-- DATA start --
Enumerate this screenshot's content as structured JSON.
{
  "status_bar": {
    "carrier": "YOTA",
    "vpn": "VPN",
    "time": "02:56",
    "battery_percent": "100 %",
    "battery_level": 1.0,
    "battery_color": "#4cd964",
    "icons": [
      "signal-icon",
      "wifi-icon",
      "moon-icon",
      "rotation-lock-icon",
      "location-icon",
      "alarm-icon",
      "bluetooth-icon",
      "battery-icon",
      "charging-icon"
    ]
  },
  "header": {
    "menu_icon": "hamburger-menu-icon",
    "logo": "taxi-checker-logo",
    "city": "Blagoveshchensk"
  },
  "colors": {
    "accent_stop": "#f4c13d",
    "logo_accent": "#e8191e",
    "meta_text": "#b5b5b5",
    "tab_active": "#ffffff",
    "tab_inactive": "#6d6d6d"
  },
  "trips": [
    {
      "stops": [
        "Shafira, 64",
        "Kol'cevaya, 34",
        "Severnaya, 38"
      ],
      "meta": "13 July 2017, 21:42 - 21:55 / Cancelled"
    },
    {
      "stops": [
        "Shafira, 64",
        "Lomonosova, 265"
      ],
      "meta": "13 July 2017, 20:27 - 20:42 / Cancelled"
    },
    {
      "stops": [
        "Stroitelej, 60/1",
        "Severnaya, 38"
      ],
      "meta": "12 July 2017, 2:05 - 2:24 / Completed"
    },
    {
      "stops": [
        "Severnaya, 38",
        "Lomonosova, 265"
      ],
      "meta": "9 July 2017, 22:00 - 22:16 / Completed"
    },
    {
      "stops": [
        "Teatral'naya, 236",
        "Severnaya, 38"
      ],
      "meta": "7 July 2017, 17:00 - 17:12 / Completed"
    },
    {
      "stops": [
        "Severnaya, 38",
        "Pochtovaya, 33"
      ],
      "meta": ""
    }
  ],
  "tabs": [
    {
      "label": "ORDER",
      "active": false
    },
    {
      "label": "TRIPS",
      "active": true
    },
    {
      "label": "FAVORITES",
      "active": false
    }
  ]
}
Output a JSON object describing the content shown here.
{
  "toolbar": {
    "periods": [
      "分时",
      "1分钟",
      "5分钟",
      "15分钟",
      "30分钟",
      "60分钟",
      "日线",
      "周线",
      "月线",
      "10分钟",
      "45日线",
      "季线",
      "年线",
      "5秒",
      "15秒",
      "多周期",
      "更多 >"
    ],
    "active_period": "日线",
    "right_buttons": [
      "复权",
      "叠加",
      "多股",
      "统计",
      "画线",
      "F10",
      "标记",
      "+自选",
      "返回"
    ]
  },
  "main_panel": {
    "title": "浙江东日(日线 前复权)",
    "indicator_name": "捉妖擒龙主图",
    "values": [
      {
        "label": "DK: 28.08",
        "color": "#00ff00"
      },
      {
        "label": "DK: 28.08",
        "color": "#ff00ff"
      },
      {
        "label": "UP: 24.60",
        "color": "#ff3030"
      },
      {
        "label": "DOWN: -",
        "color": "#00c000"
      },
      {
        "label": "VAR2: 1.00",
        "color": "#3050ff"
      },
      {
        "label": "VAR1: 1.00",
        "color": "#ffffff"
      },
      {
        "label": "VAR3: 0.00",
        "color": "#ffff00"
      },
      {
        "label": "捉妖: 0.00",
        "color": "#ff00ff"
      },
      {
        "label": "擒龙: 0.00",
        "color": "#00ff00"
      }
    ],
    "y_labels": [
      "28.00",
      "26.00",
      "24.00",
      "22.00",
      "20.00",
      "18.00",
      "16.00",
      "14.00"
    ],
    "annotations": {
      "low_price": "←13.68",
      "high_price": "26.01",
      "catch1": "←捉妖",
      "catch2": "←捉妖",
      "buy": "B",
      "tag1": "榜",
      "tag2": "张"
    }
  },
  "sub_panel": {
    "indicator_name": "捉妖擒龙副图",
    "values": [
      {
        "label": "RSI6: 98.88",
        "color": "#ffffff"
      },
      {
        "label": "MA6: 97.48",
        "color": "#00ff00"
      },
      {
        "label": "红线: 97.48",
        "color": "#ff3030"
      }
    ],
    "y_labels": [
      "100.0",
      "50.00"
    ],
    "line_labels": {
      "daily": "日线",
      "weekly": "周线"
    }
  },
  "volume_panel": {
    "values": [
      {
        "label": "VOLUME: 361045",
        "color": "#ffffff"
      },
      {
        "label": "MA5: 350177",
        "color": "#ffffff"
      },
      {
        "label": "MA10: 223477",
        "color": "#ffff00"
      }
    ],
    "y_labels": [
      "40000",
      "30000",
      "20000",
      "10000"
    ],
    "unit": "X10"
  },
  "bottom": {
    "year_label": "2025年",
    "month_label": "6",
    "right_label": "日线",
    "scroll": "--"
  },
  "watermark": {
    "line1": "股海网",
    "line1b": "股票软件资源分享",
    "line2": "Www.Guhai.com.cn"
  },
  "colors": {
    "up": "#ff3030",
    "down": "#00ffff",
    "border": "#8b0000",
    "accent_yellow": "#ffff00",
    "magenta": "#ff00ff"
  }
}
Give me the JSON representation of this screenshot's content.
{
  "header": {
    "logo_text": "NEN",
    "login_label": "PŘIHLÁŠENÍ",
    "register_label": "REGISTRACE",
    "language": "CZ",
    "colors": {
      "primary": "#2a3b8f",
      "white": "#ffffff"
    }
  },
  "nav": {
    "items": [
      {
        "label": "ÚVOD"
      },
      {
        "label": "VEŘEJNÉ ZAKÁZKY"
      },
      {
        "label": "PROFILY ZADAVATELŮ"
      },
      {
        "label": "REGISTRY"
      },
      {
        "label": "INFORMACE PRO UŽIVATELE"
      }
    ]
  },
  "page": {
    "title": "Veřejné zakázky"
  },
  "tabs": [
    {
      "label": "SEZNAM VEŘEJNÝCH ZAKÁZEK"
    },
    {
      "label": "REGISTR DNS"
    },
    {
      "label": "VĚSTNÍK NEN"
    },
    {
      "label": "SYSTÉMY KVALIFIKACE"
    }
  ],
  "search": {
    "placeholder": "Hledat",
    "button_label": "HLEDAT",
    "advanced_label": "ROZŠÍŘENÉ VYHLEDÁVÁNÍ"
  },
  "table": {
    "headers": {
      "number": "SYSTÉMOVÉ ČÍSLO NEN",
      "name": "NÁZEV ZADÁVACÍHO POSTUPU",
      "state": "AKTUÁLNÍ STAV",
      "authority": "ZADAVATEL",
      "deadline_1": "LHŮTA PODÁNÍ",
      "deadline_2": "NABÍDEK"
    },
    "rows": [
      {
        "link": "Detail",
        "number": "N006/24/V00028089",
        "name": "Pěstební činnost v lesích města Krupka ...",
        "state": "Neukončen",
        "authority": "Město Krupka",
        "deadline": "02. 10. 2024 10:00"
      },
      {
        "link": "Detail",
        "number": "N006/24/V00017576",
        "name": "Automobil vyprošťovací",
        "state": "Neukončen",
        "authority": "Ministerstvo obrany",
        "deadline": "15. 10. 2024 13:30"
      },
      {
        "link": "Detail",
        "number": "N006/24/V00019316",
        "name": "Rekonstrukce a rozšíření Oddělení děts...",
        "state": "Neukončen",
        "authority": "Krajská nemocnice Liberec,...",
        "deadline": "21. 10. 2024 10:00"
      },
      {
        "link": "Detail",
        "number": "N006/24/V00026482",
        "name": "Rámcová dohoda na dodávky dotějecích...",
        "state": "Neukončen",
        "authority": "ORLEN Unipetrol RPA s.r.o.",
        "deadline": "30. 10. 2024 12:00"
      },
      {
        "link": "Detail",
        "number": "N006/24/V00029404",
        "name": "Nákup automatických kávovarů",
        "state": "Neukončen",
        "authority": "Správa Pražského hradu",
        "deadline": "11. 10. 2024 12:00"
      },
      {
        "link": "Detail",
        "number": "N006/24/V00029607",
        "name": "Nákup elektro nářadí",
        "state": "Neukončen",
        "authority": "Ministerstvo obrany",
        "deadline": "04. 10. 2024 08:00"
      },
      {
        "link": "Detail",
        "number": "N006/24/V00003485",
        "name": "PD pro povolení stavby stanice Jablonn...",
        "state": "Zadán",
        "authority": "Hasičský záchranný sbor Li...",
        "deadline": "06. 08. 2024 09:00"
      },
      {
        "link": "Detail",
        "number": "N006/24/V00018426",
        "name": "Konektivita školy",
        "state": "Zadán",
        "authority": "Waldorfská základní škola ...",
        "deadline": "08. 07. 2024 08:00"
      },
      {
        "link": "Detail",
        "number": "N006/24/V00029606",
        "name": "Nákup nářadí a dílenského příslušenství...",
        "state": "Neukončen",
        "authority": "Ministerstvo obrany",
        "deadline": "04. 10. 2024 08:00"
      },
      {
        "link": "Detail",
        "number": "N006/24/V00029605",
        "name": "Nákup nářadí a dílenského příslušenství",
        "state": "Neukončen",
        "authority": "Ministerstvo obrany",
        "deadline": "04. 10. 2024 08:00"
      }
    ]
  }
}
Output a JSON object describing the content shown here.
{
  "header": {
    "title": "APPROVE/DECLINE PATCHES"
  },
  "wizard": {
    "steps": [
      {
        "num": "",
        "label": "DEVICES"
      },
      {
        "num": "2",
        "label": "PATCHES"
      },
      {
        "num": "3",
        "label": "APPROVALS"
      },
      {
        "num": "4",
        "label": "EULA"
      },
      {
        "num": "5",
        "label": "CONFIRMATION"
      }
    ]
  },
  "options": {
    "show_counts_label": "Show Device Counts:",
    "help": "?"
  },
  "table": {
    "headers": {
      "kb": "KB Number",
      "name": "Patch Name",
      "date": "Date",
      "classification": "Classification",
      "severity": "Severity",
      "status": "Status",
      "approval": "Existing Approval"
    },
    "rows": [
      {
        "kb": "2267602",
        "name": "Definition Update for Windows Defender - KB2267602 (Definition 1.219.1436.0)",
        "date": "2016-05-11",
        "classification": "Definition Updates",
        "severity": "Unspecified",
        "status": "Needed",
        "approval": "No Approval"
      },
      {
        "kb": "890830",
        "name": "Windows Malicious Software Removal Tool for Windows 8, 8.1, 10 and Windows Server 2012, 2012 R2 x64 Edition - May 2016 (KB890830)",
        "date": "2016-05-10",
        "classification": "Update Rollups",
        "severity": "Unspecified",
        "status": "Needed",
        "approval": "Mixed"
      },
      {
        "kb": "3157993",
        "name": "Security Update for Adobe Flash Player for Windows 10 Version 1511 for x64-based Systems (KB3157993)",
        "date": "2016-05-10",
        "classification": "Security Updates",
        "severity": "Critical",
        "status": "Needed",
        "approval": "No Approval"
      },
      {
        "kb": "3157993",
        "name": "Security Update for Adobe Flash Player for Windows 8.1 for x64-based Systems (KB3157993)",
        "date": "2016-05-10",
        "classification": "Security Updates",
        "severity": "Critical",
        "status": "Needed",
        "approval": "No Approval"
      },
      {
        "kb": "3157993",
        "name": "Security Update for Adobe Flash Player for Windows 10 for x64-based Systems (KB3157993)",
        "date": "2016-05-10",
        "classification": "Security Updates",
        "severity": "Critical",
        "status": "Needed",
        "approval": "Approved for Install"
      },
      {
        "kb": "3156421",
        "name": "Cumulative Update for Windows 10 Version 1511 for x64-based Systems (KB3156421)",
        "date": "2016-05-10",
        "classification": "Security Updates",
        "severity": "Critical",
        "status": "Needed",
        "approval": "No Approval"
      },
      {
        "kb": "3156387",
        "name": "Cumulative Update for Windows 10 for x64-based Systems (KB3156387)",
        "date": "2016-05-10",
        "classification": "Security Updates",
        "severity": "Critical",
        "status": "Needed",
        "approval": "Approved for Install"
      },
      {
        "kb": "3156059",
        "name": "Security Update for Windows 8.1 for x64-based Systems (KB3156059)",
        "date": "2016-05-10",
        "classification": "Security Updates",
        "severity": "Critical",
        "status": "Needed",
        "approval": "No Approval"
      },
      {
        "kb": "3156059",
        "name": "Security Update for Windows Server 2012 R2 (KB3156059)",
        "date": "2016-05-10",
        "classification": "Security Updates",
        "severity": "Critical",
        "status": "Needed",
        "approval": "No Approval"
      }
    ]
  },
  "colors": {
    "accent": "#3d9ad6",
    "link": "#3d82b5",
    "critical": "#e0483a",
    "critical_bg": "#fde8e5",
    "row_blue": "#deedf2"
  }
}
-- DATA end --
*WHAT YOU SHOULD DO*.
Take every line from the data above that holds "Player" and copy it out.

*THE RESULT*.
        "name": "Security Update for Adobe Flash Player for Windows 10 Version 1511 for x64-based Systems (KB3157993)",
        "name": "Security Update for Adobe Flash Player for Windows 8.1 for x64-based Systems (KB3157993)",
        "name": "Security Update for Adobe Flash Player for Windows 10 for x64-based Systems (KB3157993)",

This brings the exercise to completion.